SHORT TASK: Find each line with the word "print" and copy it.

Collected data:
----

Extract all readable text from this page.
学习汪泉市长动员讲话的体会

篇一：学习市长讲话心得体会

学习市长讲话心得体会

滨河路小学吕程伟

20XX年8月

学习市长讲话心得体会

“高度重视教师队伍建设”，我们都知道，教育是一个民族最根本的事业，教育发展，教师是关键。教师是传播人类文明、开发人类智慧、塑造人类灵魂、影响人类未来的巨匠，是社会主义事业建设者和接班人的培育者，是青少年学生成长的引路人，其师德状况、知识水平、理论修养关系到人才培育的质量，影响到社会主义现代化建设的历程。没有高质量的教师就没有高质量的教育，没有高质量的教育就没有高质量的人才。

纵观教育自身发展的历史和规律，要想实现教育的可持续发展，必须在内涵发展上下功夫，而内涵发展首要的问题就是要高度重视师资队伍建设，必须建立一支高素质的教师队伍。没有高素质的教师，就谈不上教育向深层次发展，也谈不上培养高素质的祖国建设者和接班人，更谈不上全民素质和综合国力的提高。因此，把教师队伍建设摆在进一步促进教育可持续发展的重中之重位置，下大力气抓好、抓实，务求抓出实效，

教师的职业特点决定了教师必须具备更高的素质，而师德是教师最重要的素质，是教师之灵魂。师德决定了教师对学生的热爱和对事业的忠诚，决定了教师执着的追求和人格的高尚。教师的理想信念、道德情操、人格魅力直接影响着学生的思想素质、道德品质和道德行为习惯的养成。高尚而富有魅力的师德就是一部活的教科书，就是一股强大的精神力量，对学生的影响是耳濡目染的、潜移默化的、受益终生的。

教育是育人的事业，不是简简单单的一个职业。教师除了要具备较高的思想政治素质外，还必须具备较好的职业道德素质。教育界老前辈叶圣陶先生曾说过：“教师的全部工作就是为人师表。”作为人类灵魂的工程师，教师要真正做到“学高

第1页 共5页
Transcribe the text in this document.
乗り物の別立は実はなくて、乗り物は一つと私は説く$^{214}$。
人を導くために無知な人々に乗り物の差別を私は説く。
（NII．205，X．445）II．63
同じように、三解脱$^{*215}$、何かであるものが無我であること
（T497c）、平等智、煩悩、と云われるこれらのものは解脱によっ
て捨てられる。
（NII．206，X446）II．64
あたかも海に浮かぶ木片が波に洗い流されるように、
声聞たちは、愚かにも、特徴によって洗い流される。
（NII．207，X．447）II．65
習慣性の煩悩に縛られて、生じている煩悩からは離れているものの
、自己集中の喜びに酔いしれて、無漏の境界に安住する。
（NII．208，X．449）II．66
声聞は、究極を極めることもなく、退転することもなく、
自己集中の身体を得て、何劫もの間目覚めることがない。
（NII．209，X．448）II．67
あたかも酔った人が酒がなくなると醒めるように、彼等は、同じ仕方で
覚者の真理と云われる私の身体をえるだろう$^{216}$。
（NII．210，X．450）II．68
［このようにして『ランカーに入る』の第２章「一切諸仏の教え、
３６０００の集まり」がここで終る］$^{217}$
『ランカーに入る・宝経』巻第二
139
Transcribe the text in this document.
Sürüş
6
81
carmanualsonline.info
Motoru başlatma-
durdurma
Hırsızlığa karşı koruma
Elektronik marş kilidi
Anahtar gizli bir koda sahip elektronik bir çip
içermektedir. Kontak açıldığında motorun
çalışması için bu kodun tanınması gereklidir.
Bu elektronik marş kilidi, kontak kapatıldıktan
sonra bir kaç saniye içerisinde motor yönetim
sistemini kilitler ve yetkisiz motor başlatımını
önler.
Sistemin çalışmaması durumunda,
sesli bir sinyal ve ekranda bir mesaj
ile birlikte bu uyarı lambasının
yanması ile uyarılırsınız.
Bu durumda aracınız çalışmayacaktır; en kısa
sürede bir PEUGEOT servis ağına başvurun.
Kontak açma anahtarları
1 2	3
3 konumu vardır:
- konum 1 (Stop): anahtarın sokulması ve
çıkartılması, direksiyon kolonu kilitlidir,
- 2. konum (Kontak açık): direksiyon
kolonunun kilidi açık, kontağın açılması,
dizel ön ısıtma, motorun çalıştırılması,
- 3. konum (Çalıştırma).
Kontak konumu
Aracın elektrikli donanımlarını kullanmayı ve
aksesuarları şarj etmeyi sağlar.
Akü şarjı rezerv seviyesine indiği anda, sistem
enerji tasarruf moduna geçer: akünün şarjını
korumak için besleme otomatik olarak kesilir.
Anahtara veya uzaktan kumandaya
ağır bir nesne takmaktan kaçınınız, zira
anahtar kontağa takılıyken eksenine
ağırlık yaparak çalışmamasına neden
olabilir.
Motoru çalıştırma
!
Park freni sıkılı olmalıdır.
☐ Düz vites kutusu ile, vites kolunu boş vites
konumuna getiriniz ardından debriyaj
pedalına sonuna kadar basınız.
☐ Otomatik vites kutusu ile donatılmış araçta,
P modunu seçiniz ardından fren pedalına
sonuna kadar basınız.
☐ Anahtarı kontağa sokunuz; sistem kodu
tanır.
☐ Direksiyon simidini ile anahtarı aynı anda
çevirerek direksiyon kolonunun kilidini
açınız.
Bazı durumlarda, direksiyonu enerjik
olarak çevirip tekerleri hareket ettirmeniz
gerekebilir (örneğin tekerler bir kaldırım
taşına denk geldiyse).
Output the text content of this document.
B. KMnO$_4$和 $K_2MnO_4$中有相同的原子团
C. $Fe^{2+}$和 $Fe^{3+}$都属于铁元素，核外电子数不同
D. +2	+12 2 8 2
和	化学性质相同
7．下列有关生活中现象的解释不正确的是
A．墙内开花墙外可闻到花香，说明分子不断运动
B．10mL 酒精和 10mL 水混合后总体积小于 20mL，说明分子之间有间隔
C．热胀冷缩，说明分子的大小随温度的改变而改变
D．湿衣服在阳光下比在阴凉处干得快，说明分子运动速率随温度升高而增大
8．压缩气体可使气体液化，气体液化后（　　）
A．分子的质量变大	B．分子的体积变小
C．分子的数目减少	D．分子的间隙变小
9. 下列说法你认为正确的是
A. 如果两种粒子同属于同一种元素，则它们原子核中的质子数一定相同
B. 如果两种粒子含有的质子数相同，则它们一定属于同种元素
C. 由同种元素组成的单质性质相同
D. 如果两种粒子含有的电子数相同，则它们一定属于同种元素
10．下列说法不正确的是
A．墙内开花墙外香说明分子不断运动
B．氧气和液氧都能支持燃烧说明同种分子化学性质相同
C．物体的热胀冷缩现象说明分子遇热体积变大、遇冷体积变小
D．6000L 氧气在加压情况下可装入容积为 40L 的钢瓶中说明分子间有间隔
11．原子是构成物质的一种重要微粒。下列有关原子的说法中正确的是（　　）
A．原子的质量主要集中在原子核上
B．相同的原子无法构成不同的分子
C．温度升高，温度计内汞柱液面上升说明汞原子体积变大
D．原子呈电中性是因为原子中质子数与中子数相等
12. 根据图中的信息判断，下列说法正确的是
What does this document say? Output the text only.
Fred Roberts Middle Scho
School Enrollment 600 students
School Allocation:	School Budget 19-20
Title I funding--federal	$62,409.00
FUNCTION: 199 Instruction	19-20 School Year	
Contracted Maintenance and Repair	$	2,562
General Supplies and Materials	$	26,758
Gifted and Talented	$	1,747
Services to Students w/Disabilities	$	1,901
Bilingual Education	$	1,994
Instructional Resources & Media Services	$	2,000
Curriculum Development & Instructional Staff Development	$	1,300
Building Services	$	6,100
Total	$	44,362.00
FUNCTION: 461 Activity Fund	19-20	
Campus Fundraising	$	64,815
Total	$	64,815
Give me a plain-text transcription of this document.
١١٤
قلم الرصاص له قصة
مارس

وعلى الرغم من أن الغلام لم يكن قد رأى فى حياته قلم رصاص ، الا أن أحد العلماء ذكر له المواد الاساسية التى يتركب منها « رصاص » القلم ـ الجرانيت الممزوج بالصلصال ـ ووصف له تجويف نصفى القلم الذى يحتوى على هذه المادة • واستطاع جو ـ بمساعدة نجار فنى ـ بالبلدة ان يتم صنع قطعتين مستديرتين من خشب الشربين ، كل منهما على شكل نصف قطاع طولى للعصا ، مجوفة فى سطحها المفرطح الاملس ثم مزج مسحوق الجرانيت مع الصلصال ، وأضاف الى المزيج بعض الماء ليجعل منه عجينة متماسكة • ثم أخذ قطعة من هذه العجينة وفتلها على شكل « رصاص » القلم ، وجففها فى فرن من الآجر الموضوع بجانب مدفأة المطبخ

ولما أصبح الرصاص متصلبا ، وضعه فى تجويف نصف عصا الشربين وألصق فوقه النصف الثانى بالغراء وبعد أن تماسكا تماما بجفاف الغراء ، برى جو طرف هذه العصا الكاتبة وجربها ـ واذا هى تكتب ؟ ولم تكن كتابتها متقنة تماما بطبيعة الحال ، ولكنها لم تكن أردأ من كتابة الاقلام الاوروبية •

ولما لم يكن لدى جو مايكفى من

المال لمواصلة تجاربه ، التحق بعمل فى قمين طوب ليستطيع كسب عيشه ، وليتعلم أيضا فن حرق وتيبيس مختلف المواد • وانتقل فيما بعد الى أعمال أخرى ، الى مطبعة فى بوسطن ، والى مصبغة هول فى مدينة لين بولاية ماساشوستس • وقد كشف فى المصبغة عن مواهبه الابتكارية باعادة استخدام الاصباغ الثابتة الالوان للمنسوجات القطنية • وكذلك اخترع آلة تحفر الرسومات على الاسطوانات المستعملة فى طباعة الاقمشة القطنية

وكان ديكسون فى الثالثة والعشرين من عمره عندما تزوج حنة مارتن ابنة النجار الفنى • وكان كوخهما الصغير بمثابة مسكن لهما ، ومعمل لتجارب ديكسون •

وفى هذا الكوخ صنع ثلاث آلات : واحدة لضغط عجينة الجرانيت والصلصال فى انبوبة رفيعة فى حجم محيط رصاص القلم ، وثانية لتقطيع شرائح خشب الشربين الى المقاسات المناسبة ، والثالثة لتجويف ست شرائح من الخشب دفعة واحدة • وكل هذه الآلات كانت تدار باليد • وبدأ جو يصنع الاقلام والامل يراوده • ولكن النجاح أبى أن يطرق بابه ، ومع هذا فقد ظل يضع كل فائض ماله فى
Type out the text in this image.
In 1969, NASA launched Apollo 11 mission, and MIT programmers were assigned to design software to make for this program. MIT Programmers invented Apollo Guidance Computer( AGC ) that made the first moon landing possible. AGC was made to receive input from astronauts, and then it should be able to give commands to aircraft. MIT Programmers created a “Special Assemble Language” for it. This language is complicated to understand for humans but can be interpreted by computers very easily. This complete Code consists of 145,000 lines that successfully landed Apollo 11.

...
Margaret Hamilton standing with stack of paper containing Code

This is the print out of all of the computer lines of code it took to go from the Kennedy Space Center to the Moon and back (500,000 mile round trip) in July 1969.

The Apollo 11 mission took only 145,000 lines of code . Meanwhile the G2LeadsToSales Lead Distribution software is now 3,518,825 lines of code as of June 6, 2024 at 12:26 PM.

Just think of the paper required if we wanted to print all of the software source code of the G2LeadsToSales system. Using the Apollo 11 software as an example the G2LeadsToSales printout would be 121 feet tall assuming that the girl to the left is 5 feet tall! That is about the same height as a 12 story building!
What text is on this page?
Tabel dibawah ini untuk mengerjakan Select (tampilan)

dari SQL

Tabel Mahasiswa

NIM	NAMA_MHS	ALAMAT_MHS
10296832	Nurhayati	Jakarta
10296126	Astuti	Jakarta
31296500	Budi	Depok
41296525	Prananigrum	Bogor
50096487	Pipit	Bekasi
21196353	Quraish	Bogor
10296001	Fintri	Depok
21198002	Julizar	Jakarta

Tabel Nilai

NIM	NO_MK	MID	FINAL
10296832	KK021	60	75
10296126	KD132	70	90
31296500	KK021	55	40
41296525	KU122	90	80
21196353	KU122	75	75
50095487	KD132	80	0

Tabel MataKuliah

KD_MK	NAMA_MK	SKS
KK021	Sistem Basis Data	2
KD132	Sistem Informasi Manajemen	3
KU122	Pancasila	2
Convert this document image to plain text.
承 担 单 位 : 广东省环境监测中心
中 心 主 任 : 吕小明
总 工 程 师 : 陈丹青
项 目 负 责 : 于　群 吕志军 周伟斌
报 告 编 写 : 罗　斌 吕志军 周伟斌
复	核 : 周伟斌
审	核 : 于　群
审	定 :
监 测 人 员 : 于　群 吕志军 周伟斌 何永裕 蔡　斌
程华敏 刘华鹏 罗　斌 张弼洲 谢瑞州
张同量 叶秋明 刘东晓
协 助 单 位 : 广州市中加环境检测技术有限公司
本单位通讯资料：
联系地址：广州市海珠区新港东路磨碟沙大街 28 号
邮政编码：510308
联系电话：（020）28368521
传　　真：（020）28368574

----

THE RESPONSE:
This is the print out of all of the computer lines of code it took to go from the Kennedy Space Center to the Moon and back (500,000 mile round trip) in July 1969.
Just think of the paper required if we wanted to print all of the software source code of the G2LeadsToSales system. Using the Apollo 11 software as an example the G2LeadsToSales printout would be 121 feet tall assuming that the girl to the left is 5 feet tall! That is about the same height as a 12 story building!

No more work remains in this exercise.